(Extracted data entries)
========================================

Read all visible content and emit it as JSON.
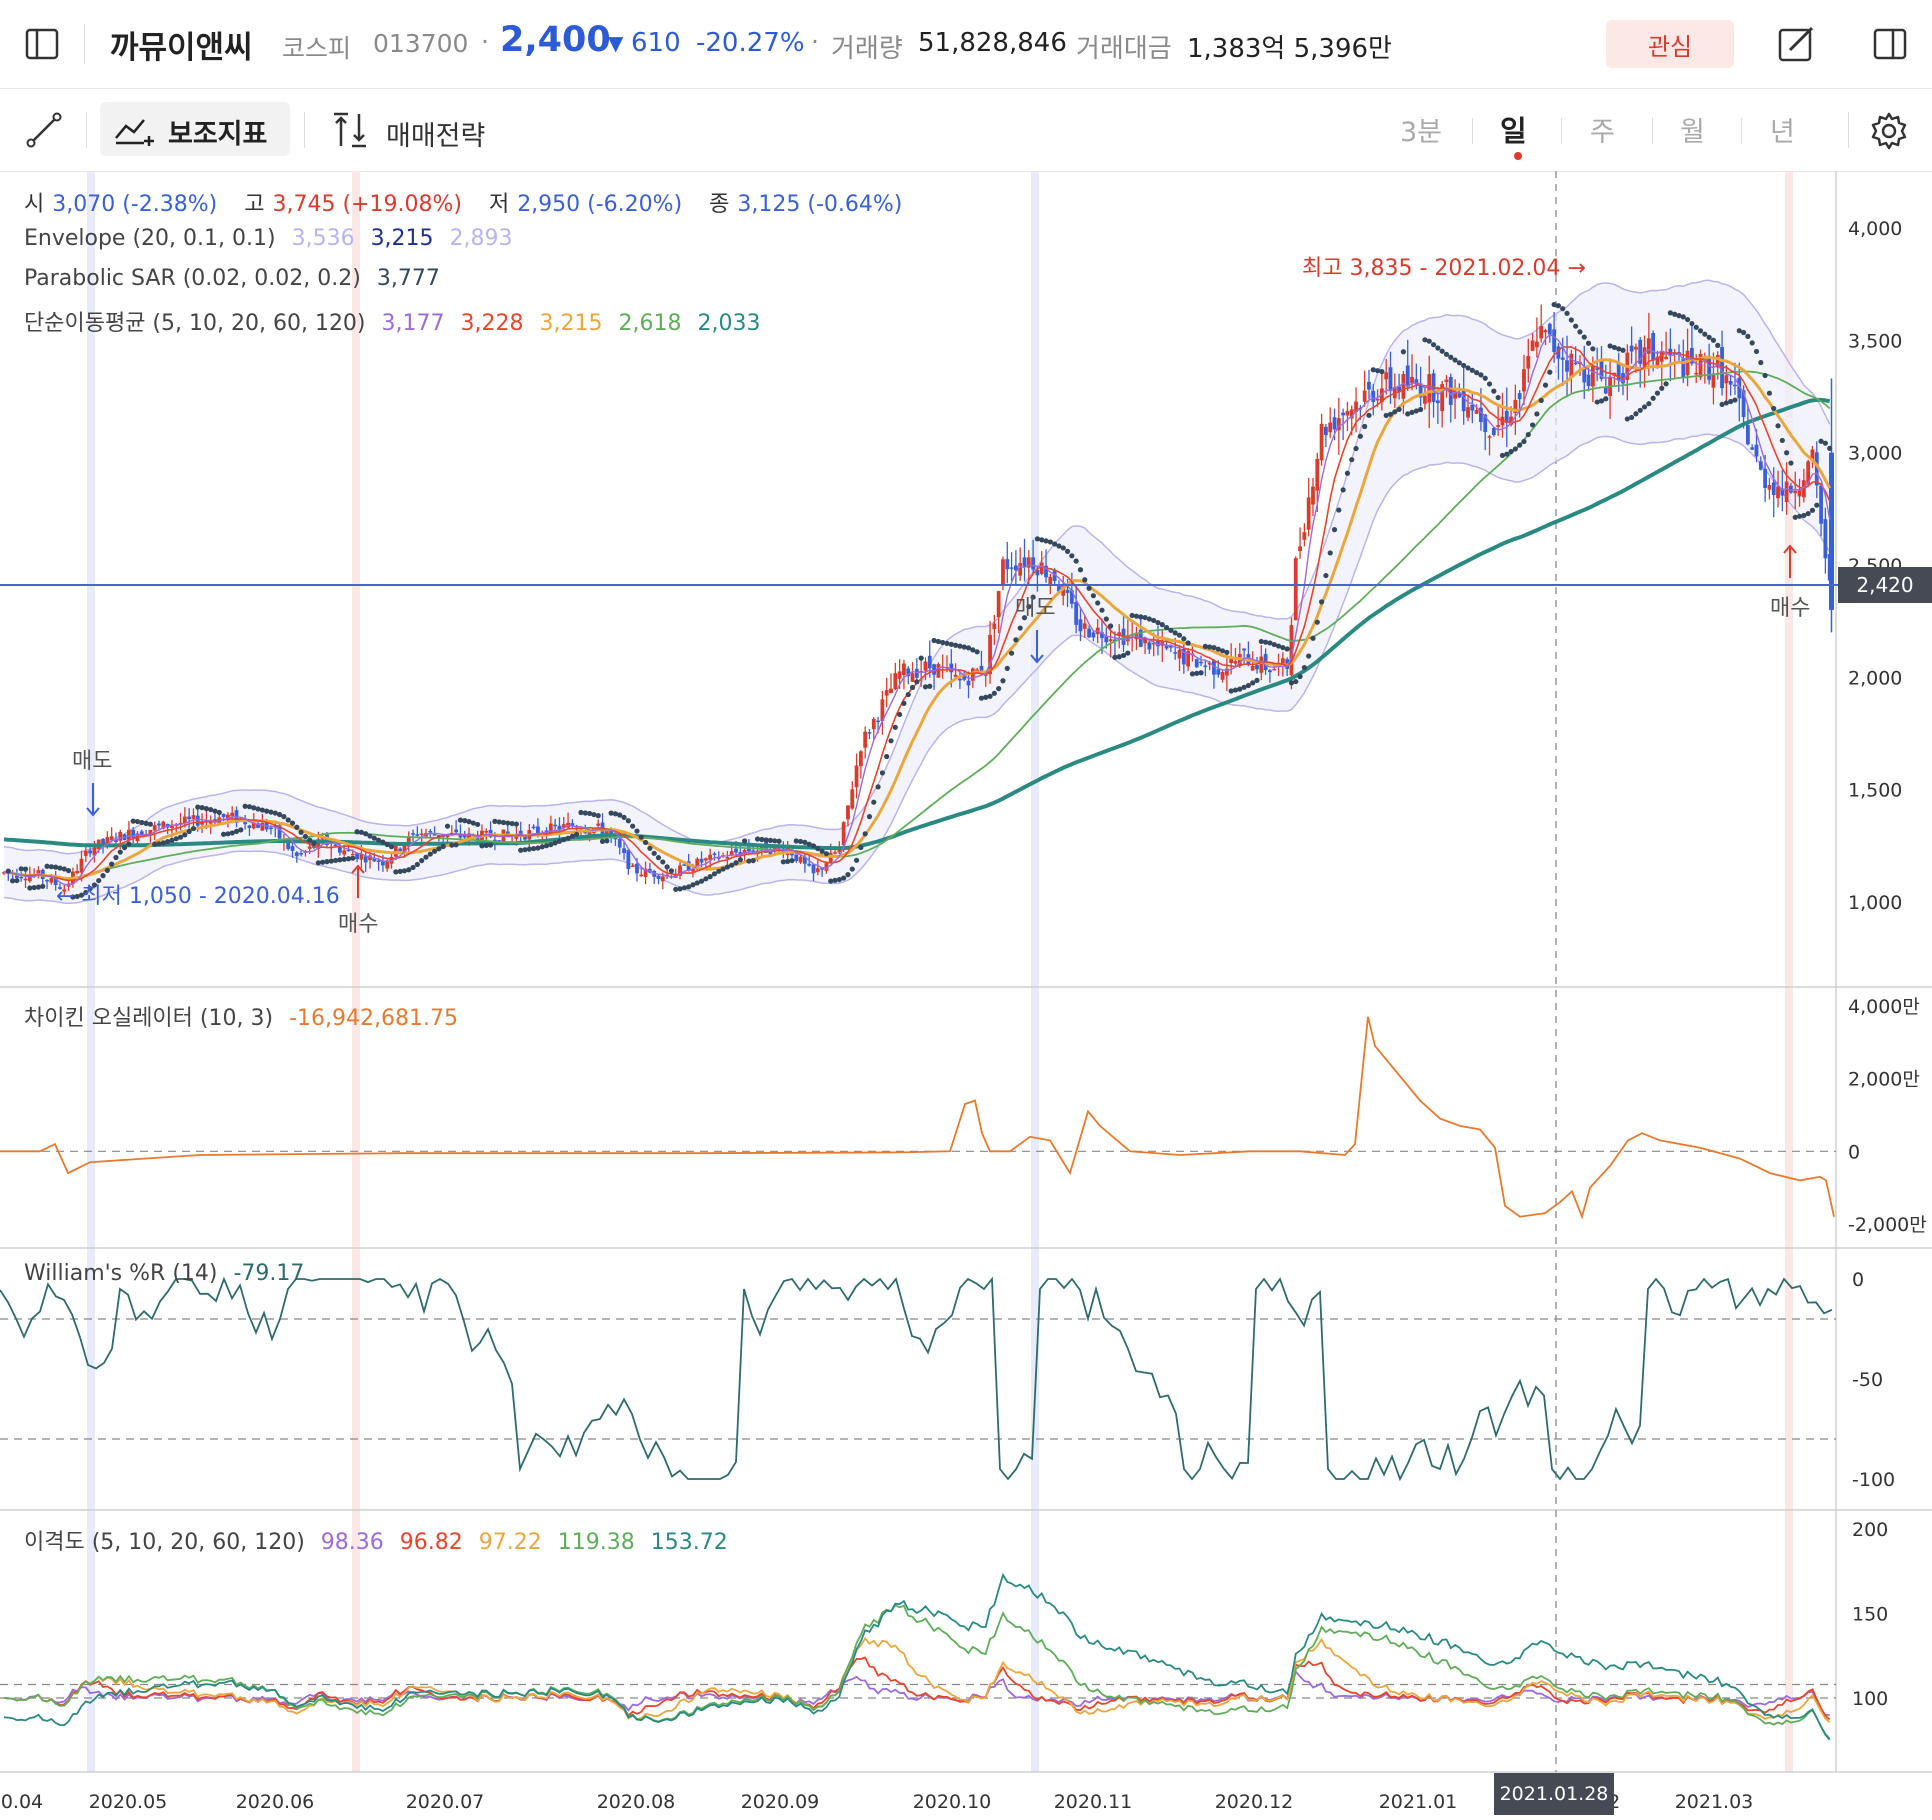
{
  "header": {
    "stock_name": "까뮤이앤씨",
    "market": "코스피",
    "code": "013700",
    "dot": "·",
    "price": "2,400",
    "change_arrow": "▼",
    "change": "610",
    "change_pct": "-20.27%",
    "volume_label": "거래량",
    "volume": "51,828,846",
    "amount_label": "거래대금",
    "amount": "1,383억 5,396만",
    "watch_label": "관심",
    "colors": {
      "down": "#2d5bd7",
      "up": "#d93b2c",
      "watch_bg": "#fde8e8"
    }
  },
  "toolbar": {
    "indicator_label": "보조지표",
    "strategy_label": "매매전략",
    "periods": [
      "3분",
      "일",
      "주",
      "월",
      "년"
    ],
    "active_period": "일"
  },
  "legend": {
    "ohlc": {
      "open_label": "시",
      "open": "3,070 (-2.38%)",
      "high_label": "고",
      "high": "3,745 (+19.08%)",
      "low_label": "저",
      "low": "2,950 (-6.20%)",
      "close_label": "종",
      "close": "3,125 (-0.64%)"
    },
    "envelope": {
      "name": "Envelope (20, 0.1, 0.1)",
      "upper": "3,536",
      "mid": "3,215",
      "lower": "2,893"
    },
    "psar": {
      "name": "Parabolic SAR (0.02, 0.02, 0.2)",
      "value": "3,777"
    },
    "sma": {
      "name": "단순이동평균 (5, 10, 20, 60, 120)",
      "values": [
        "3,177",
        "3,228",
        "3,215",
        "2,618",
        "2,033"
      ]
    },
    "chaikin": {
      "name": "차이킨 오실레이터 (10, 3)",
      "value": "-16,942,681.75"
    },
    "williams": {
      "name": "William's %R (14)",
      "value": "-79.17"
    },
    "disparity": {
      "name": "이격도 (5, 10, 20, 60, 120)",
      "values": [
        "98.36",
        "96.82",
        "97.22",
        "119.38",
        "153.72"
      ]
    }
  },
  "annotations": {
    "high": "최고 3,835 - 2021.02.04 →",
    "low": "← 최저 1,050 - 2020.04.16",
    "sell1": "매도",
    "sell2": "매도",
    "buy1": "매수",
    "buy2": "매수",
    "current_price_tag": "2,420",
    "crosshair_date": "2021.01.28"
  },
  "axes": {
    "price_ticks": [
      "4,000",
      "3,500",
      "3,000",
      "2,500",
      "2,000",
      "1,500",
      "1,000"
    ],
    "chaikin_ticks": [
      "4,000만",
      "2,000만",
      "0",
      "-2,000만"
    ],
    "williams_ticks": [
      "0",
      "-50",
      "-100"
    ],
    "disparity_ticks": [
      "200",
      "150",
      "100"
    ],
    "x_ticks": [
      "0.04",
      "2020.05",
      "2020.06",
      "2020.07",
      "2020.08",
      "2020.09",
      "2020.10",
      "2020.11",
      "2020.12",
      "2021.01",
      "2021.02",
      "2021.03"
    ]
  },
  "colors": {
    "up": "#d93b2c",
    "down": "#3a5fd9",
    "sma5": "#9b6ae0",
    "sma10": "#e8452c",
    "sma20": "#e9a73c",
    "sma60": "#5fad5b",
    "sma120": "#2a8a82",
    "envelope": "#b9b4ee",
    "psar": "#34495e",
    "chaikin": "#e67a2e",
    "williams": "#2f6b6a"
  },
  "chart_data": [
    {
      "type": "candlestick",
      "title": "까뮤이앤씨",
      "x_range": [
        "2020.04",
        "2021.03"
      ],
      "ylim": [
        800,
        4200
      ],
      "series": [
        {
          "name": "시",
          "values": [
            3070
          ]
        },
        {
          "name": "고",
          "values": [
            3745
          ]
        },
        {
          "name": "저",
          "values": [
            2950
          ]
        },
        {
          "name": "종",
          "values": [
            3125
          ]
        },
        {
          "name": "Envelope (20, 0.1, 0.1)",
          "values": [
            3536,
            3215,
            2893
          ]
        },
        {
          "name": "Parabolic SAR (0.02, 0.02, 0.2)",
          "values": [
            3777
          ]
        },
        {
          "name": "단순이동평균 (5, 10, 20, 60, 120)",
          "values": [
            3177,
            3228,
            3215,
            2618,
            2033
          ]
        }
      ],
      "annotations": [
        {
          "label": "최고 3,835 - 2021.02.04",
          "x": "2021.02.04",
          "y": 3835
        },
        {
          "label": "최저 1,050 - 2020.04.16",
          "x": "2020.04.16",
          "y": 1050
        },
        {
          "label": "current",
          "y": 2420
        }
      ]
    },
    {
      "type": "line",
      "title": "차이킨 오실레이터 (10, 3)",
      "ylim": [
        -25000000,
        42000000
      ],
      "series": [
        {
          "name": "차이킨 오실레이터 (10, 3)",
          "values": [
            -16942681.75
          ]
        }
      ]
    },
    {
      "type": "line",
      "title": "William's %R (14)",
      "ylim": [
        -105,
        5
      ],
      "series": [
        {
          "name": "William's %R (14)",
          "values": [
            -79.17
          ]
        }
      ]
    },
    {
      "type": "line",
      "title": "이격도 (5, 10, 20, 60, 120)",
      "ylim": [
        70,
        205
      ],
      "series": [
        {
          "name": "5",
          "values": [
            98.36
          ]
        },
        {
          "name": "10",
          "values": [
            96.82
          ]
        },
        {
          "name": "20",
          "values": [
            97.22
          ]
        },
        {
          "name": "60",
          "values": [
            119.38
          ]
        },
        {
          "name": "120",
          "values": [
            153.72
          ]
        }
      ]
    }
  ]
}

========================================

• Set task
Leave the pictures out, and print every line of the listing exactly as written.

• Completed exercise
Read all visible content and emit it as JSON.
{
  "header": {
    "stock_name": "까뮤이앤씨",
    "market": "코스피",
    "code": "013700",
    "dot": "·",
    "price": "2,400",
    "change_arrow": "▼",
    "change": "610",
    "change_pct": "-20.27%",
    "volume_label": "거래량",
    "volume": "51,828,846",
    "amount_label": "거래대금",
    "amount": "1,383억 5,396만",
    "watch_label": "관심",
    "colors": {
      "down": "#2d5bd7",
      "up": "#d93b2c",
      "watch_bg": "#fde8e8"
    }
  },
  "toolbar": {
    "indicator_label": "보조지표",
    "strategy_label": "매매전략",
    "periods": [
      "3분",
      "일",
      "주",
      "월",
      "년"
    ],
    "active_period": "일"
  },
  "legend": {
    "ohlc": {
      "open_label": "시",
      "open": "3,070 (-2.38%)",
      "high_label": "고",
      "high": "3,745 (+19.08%)",
      "low_label": "저",
      "low": "2,950 (-6.20%)",
      "close_label": "종",
      "close": "3,125 (-0.64%)"
    },
    "envelope": {
      "name": "Envelope (20, 0.1, 0.1)",
      "upper": "3,536",
      "mid": "3,215",
      "lower": "2,893"
    },
    "psar": {
      "name": "Parabolic SAR (0.02, 0.02, 0.2)",
      "value": "3,777"
    },
    "sma": {
      "name": "단순이동평균 (5, 10, 20, 60, 120)",
      "values": [
        "3,177",
        "3,228",
        "3,215",
        "2,618",
        "2,033"
      ]
    },
    "chaikin": {
      "name": "차이킨 오실레이터 (10, 3)",
      "value": "-16,942,681.75"
    },
    "williams": {
      "name": "William's %R (14)",
      "value": "-79.17"
    },
    "disparity": {
      "name": "이격도 (5, 10, 20, 60, 120)",
      "values": [
        "98.36",
        "96.82",
        "97.22",
        "119.38",
        "153.72"
      ]
    }
  },
  "annotations": {
    "high": "최고 3,835 - 2021.02.04 →",
    "low": "← 최저 1,050 - 2020.04.16",
    "sell1": "매도",
    "sell2": "매도",
    "buy1": "매수",
    "buy2": "매수",
    "current_price_tag": "2,420",
    "crosshair_date": "2021.01.28"
  },
  "axes": {
    "price_ticks": [
      "4,000",
      "3,500",
      "3,000",
      "2,500",
      "2,000",
      "1,500",
      "1,000"
    ],
    "chaikin_ticks": [
      "4,000만",
      "2,000만",
      "0",
      "-2,000만"
    ],
    "williams_ticks": [
      "0",
      "-50",
      "-100"
    ],
    "disparity_ticks": [
      "200",
      "150",
      "100"
    ],
    "x_ticks": [
      "0.04",
      "2020.05",
      "2020.06",
      "2020.07",
      "2020.08",
      "2020.09",
      "2020.10",
      "2020.11",
      "2020.12",
      "2021.01",
      "2021.02",
      "2021.03"
    ]
  },
  "colors": {
    "up": "#d93b2c",
    "down": "#3a5fd9",
    "sma5": "#9b6ae0",
    "sma10": "#e8452c",
    "sma20": "#e9a73c",
    "sma60": "#5fad5b",
    "sma120": "#2a8a82",
    "envelope": "#b9b4ee",
    "psar": "#34495e",
    "chaikin": "#e67a2e",
    "williams": "#2f6b6a"
  },
  "chart_data": [
    {
      "type": "candlestick",
      "title": "까뮤이앤씨",
      "x_range": [
        "2020.04",
        "2021.03"
      ],
      "ylim": [
        800,
        4200
      ],
      "series": [
        {
          "name": "시",
          "values": [
            3070
          ]
        },
        {
          "name": "고",
          "values": [
            3745
          ]
        },
        {
          "name": "저",
          "values": [
            2950
          ]
        },
        {
          "name": "종",
          "values": [
            3125
          ]
        },
        {
          "name": "Envelope (20, 0.1, 0.1)",
          "values": [
            3536,
            3215,
            2893
          ]
        },
        {
          "name": "Parabolic SAR (0.02, 0.02, 0.2)",
          "values": [
            3777
          ]
        },
        {
          "name": "단순이동평균 (5, 10, 20, 60, 120)",
          "values": [
            3177,
            3228,
            3215,
            2618,
            2033
          ]
        }
      ],
      "annotations": [
        {
          "label": "최고 3,835 - 2021.02.04",
          "x": "2021.02.04",
          "y": 3835
        },
        {
          "label": "최저 1,050 - 2020.04.16",
          "x": "2020.04.16",
          "y": 1050
        },
        {
          "label": "current",
          "y": 2420
        }
      ]
    },
    {
      "type": "line",
      "title": "차이킨 오실레이터 (10, 3)",
      "ylim": [
        -25000000,
        42000000
      ],
      "series": [
        {
          "name": "차이킨 오실레이터 (10, 3)",
          "values": [
            -16942681.75
          ]
        }
      ]
    },
    {
      "type": "line",
      "title": "William's %R (14)",
      "ylim": [
        -105,
        5
      ],
      "series": [
        {
          "name": "William's %R (14)",
          "values": [
            -79.17
          ]
        }
      ]
    },
    {
      "type": "line",
      "title": "이격도 (5, 10, 20, 60, 120)",
      "ylim": [
        70,
        205
      ],
      "series": [
        {
          "name": "5",
          "values": [
            98.36
          ]
        },
        {
          "name": "10",
          "values": [
            96.82
          ]
        },
        {
          "name": "20",
          "values": [
            97.22
          ]
        },
        {
          "name": "60",
          "values": [
            119.38
          ]
        },
        {
          "name": "120",
          "values": [
            153.72
          ]
        }
      ]
    }
  ]
}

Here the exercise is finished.